The records underneath are to be repeated exactly, with the pictures left out.

>> BEGIN EXERCISE MATERIAL

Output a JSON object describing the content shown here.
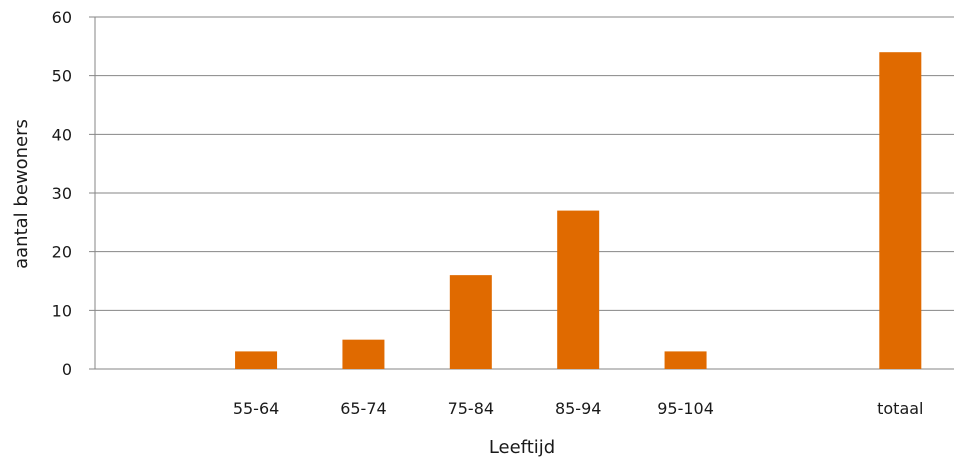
{
  "chart_data": {
    "type": "bar",
    "categories": [
      "",
      "55-64",
      "65-74",
      "75-84",
      "85-94",
      "95-104",
      "",
      "totaal"
    ],
    "values": [
      0,
      3,
      5,
      16,
      27,
      3,
      0,
      54
    ],
    "xlabel": "Leeftijd",
    "ylabel": "aantal bewoners",
    "ylim": [
      0,
      60
    ],
    "yticks": [
      0,
      10,
      20,
      30,
      40,
      50,
      60
    ],
    "grid": true,
    "bar_color": "#e06a00",
    "grid_color": "#868686"
  }
}
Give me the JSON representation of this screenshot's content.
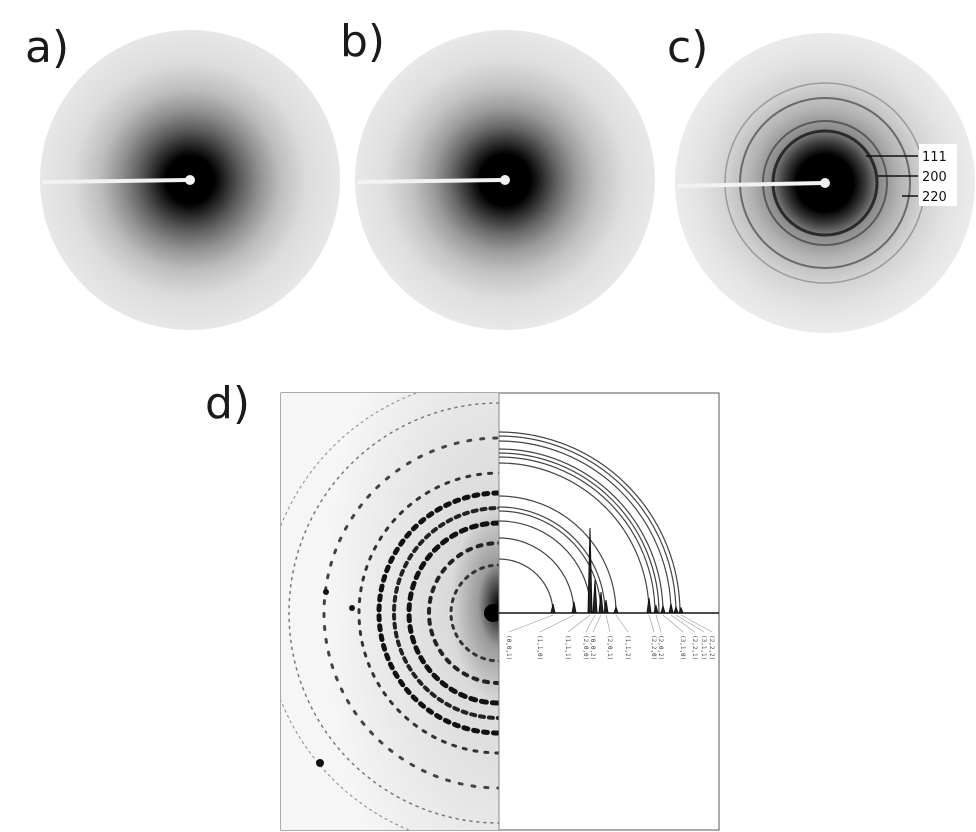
{
  "panels": {
    "a": {
      "label": "a)"
    },
    "b": {
      "label": "b)"
    },
    "c": {
      "label": "c)",
      "ring_labels": [
        "111",
        "200",
        "220"
      ]
    },
    "d": {
      "label": "d)",
      "peak_labels": [
        "(0,0,1)",
        "(1,1,0)",
        "(1,1,1)",
        "(2,0,0)",
        "(0,0,2)",
        "(2,0,1)",
        "(1,1,2)",
        "(2,2,0)",
        "(2,0,2)",
        "(3,1,0)",
        "(2,2,1)",
        "(3,1,1)",
        "(2,2,2)"
      ]
    }
  },
  "colors": {
    "background": "#ffffff",
    "plate": "#e9e9e9",
    "center": "#000000",
    "halo": "#8a8a8a",
    "ring": "#3a3a3a"
  }
}
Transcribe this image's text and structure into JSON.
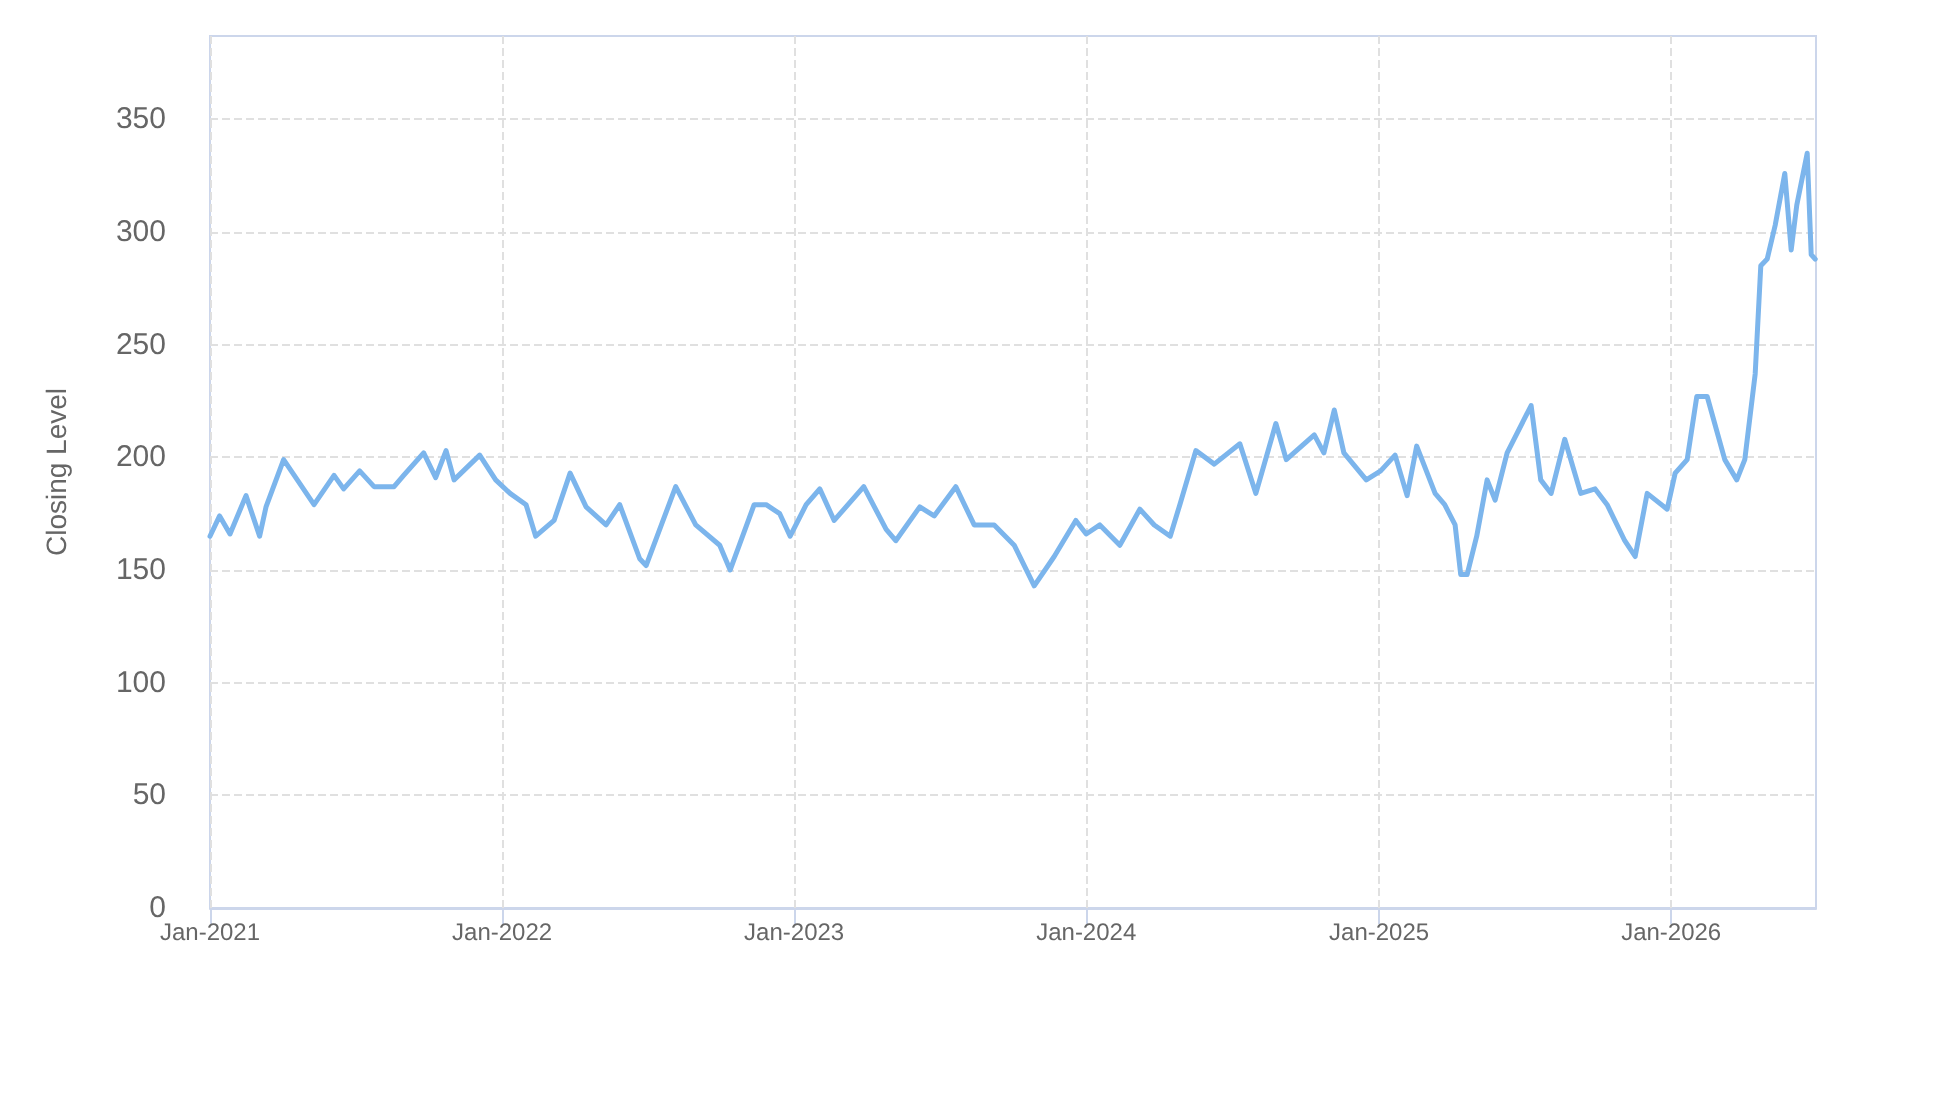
{
  "chart_data": {
    "type": "line",
    "ylabel": "Closing Level",
    "x": [
      "2021-01-01",
      "2021-01-13",
      "2021-01-26",
      "2021-02-15",
      "2021-03-04",
      "2021-03-12",
      "2021-04-03",
      "2021-05-11",
      "2021-06-05",
      "2021-06-17",
      "2021-07-07",
      "2021-07-25",
      "2021-08-19",
      "2021-08-31",
      "2021-09-25",
      "2021-10-10",
      "2021-10-23",
      "2021-11-02",
      "2021-12-04",
      "2021-12-24",
      "2022-01-11",
      "2022-01-31",
      "2022-02-12",
      "2022-03-07",
      "2022-03-27",
      "2022-04-16",
      "2022-05-11",
      "2022-05-28",
      "2022-06-22",
      "2022-06-30",
      "2022-08-06",
      "2022-08-31",
      "2022-09-30",
      "2022-10-13",
      "2022-11-12",
      "2022-11-27",
      "2022-12-14",
      "2022-12-27",
      "2023-01-16",
      "2023-02-02",
      "2023-02-20",
      "2023-03-29",
      "2023-04-26",
      "2023-05-08",
      "2023-06-07",
      "2023-06-25",
      "2023-07-22",
      "2023-08-14",
      "2023-09-08",
      "2023-10-03",
      "2023-10-28",
      "2023-11-22",
      "2023-12-19",
      "2024-01-01",
      "2024-01-18",
      "2024-02-12",
      "2024-03-08",
      "2024-03-26",
      "2024-04-15",
      "2024-04-27",
      "2024-05-17",
      "2024-06-09",
      "2024-07-11",
      "2024-07-31",
      "2024-08-25",
      "2024-09-07",
      "2024-10-12",
      "2024-10-24",
      "2024-11-06",
      "2024-11-18",
      "2024-12-16",
      "2025-01-03",
      "2025-01-21",
      "2025-02-05",
      "2025-02-17",
      "2025-03-12",
      "2025-03-24",
      "2025-04-06",
      "2025-04-13",
      "2025-04-21",
      "2025-05-03",
      "2025-05-16",
      "2025-05-26",
      "2025-06-10",
      "2025-07-10",
      "2025-07-22",
      "2025-08-04",
      "2025-08-21",
      "2025-09-10",
      "2025-09-28",
      "2025-10-13",
      "2025-11-04",
      "2025-11-17",
      "2025-12-02",
      "2025-12-27",
      "2026-01-06",
      "2026-01-21",
      "2026-02-02",
      "2026-02-15",
      "2026-03-09",
      "2026-03-24",
      "2026-04-03",
      "2026-04-16",
      "2026-04-23",
      "2026-05-01",
      "2026-05-11",
      "2026-05-23",
      "2026-05-31",
      "2026-06-07",
      "2026-06-20",
      "2026-06-25",
      "2026-06-30"
    ],
    "series": [
      {
        "color": "#7cb5ec",
        "values": [
          165,
          174,
          166,
          183,
          165,
          178,
          199,
          179,
          192,
          186,
          194,
          187,
          187,
          192,
          202,
          191,
          203,
          190,
          201,
          190,
          184,
          179,
          165,
          172,
          193,
          178,
          170,
          179,
          155,
          152,
          187,
          170,
          161,
          150,
          179,
          179,
          175,
          165,
          179,
          186,
          172,
          187,
          168,
          163,
          178,
          174,
          187,
          170,
          170,
          161,
          143,
          156,
          172,
          166,
          170,
          161,
          177,
          170,
          165,
          179,
          203,
          197,
          206,
          184,
          215,
          199,
          210,
          202,
          221,
          202,
          190,
          194,
          201,
          183,
          205,
          184,
          179,
          170,
          148,
          148,
          165,
          190,
          181,
          202,
          223,
          190,
          184,
          208,
          184,
          186,
          179,
          163,
          156,
          184,
          177,
          193,
          199,
          227,
          227,
          199,
          190,
          199,
          237,
          285,
          288,
          303,
          326,
          292,
          312,
          335,
          290,
          288
        ]
      }
    ],
    "xlim": [
      "2021-01-01",
      "2026-07-01"
    ],
    "xticks": [
      {
        "value": "2021-01-01",
        "label": "Jan-2021"
      },
      {
        "value": "2022-01-01",
        "label": "Jan-2022"
      },
      {
        "value": "2023-01-01",
        "label": "Jan-2023"
      },
      {
        "value": "2024-01-01",
        "label": "Jan-2024"
      },
      {
        "value": "2025-01-01",
        "label": "Jan-2025"
      },
      {
        "value": "2026-01-01",
        "label": "Jan-2026"
      }
    ],
    "ylim": [
      0,
      387
    ],
    "yticks": [
      0,
      50,
      100,
      150,
      200,
      250,
      300,
      350
    ],
    "grid": true,
    "marker": "none",
    "line_style": "solid"
  }
}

>> END EXERCISE MATERIAL

> _SOLUTION TO THE EXERCISE_:
Output a JSON object describing the content shown here.
{
  "chart_data": {
    "type": "bar",
    "categories": [
      "",
      "55-64",
      "65-74",
      "75-84",
      "85-94",
      "95-104",
      "",
      "totaal"
    ],
    "values": [
      0,
      3,
      5,
      16,
      27,
      3,
      0,
      54
    ],
    "xlabel": "Leeftijd",
    "ylabel": "aantal bewoners",
    "ylim": [
      0,
      60
    ],
    "yticks": [
      0,
      10,
      20,
      30,
      40,
      50,
      60
    ],
    "grid": true,
    "bar_color": "#e06a00",
    "grid_color": "#868686"
  }
}
Give me the JSON representation of this screenshot's content.
{
  "panels": {
    "a": {
      "label": "a)"
    },
    "b": {
      "label": "b)"
    },
    "c": {
      "label": "c)",
      "ring_labels": [
        "111",
        "200",
        "220"
      ]
    },
    "d": {
      "label": "d)",
      "peak_labels": [
        "(0,0,1)",
        "(1,1,0)",
        "(1,1,1)",
        "(2,0,0)",
        "(0,0,2)",
        "(2,0,1)",
        "(1,1,2)",
        "(2,2,0)",
        "(2,0,2)",
        "(3,1,0)",
        "(2,2,1)",
        "(3,1,1)",
        "(2,2,2)"
      ]
    }
  },
  "colors": {
    "background": "#ffffff",
    "plate": "#e9e9e9",
    "center": "#000000",
    "halo": "#8a8a8a",
    "ring": "#3a3a3a"
  }
}
Transcribe this image's text and structure into JSON.
{
  "chart_data": {
    "type": "line",
    "ylabel": "Closing Level",
    "x": [
      "2021-01-01",
      "2021-01-13",
      "2021-01-26",
      "2021-02-15",
      "2021-03-04",
      "2021-03-12",
      "2021-04-03",
      "2021-05-11",
      "2021-06-05",
      "2021-06-17",
      "2021-07-07",
      "2021-07-25",
      "2021-08-19",
      "2021-08-31",
      "2021-09-25",
      "2021-10-10",
      "2021-10-23",
      "2021-11-02",
      "2021-12-04",
      "2021-12-24",
      "2022-01-11",
      "2022-01-31",
      "2022-02-12",
      "2022-03-07",
      "2022-03-27",
      "2022-04-16",
      "2022-05-11",
      "2022-05-28",
      "2022-06-22",
      "2022-06-30",
      "2022-08-06",
      "2022-08-31",
      "2022-09-30",
      "2022-10-13",
      "2022-11-12",
      "2022-11-27",
      "2022-12-14",
      "2022-12-27",
      "2023-01-16",
      "2023-02-02",
      "2023-02-20",
      "2023-03-29",
      "2023-04-26",
      "2023-05-08",
      "2023-06-07",
      "2023-06-25",
      "2023-07-22",
      "2023-08-14",
      "2023-09-08",
      "2023-10-03",
      "2023-10-28",
      "2023-11-22",
      "2023-12-19",
      "2024-01-01",
      "2024-01-18",
      "2024-02-12",
      "2024-03-08",
      "2024-03-26",
      "2024-04-15",
      "2024-04-27",
      "2024-05-17",
      "2024-06-09",
      "2024-07-11",
      "2024-07-31",
      "2024-08-25",
      "2024-09-07",
      "2024-10-12",
      "2024-10-24",
      "2024-11-06",
      "2024-11-18",
      "2024-12-16",
      "2025-01-03",
      "2025-01-21",
      "2025-02-05",
      "2025-02-17",
      "2025-03-12",
      "2025-03-24",
      "2025-04-06",
      "2025-04-13",
      "2025-04-21",
      "2025-05-03",
      "2025-05-16",
      "2025-05-26",
      "2025-06-10",
      "2025-07-10",
      "2025-07-22",
      "2025-08-04",
      "2025-08-21",
      "2025-09-10",
      "2025-09-28",
      "2025-10-13",
      "2025-11-04",
      "2025-11-17",
      "2025-12-02",
      "2025-12-27",
      "2026-01-06",
      "2026-01-21",
      "2026-02-02",
      "2026-02-15",
      "2026-03-09",
      "2026-03-24",
      "2026-04-03",
      "2026-04-16",
      "2026-04-23",
      "2026-05-01",
      "2026-05-11",
      "2026-05-23",
      "2026-05-31",
      "2026-06-07",
      "2026-06-20",
      "2026-06-25",
      "2026-06-30"
    ],
    "series": [
      {
        "color": "#7cb5ec",
        "values": [
          165,
          174,
          166,
          183,
          165,
          178,
          199,
          179,
          192,
          186,
          194,
          187,
          187,
          192,
          202,
          191,
          203,
          190,
          201,
          190,
          184,
          179,
          165,
          172,
          193,
          178,
          170,
          179,
          155,
          152,
          187,
          170,
          161,
          150,
          179,
          179,
          175,
          165,
          179,
          186,
          172,
          187,
          168,
          163,
          178,
          174,
          187,
          170,
          170,
          161,
          143,
          156,
          172,
          166,
          170,
          161,
          177,
          170,
          165,
          179,
          203,
          197,
          206,
          184,
          215,
          199,
          210,
          202,
          221,
          202,
          190,
          194,
          201,
          183,
          205,
          184,
          179,
          170,
          148,
          148,
          165,
          190,
          181,
          202,
          223,
          190,
          184,
          208,
          184,
          186,
          179,
          163,
          156,
          184,
          177,
          193,
          199,
          227,
          227,
          199,
          190,
          199,
          237,
          285,
          288,
          303,
          326,
          292,
          312,
          335,
          290,
          288
        ]
      }
    ],
    "xlim": [
      "2021-01-01",
      "2026-07-01"
    ],
    "xticks": [
      {
        "value": "2021-01-01",
        "label": "Jan-2021"
      },
      {
        "value": "2022-01-01",
        "label": "Jan-2022"
      },
      {
        "value": "2023-01-01",
        "label": "Jan-2023"
      },
      {
        "value": "2024-01-01",
        "label": "Jan-2024"
      },
      {
        "value": "2025-01-01",
        "label": "Jan-2025"
      },
      {
        "value": "2026-01-01",
        "label": "Jan-2026"
      }
    ],
    "ylim": [
      0,
      387
    ],
    "yticks": [
      0,
      50,
      100,
      150,
      200,
      250,
      300,
      350
    ],
    "grid": true,
    "marker": "none",
    "line_style": "solid"
  }
}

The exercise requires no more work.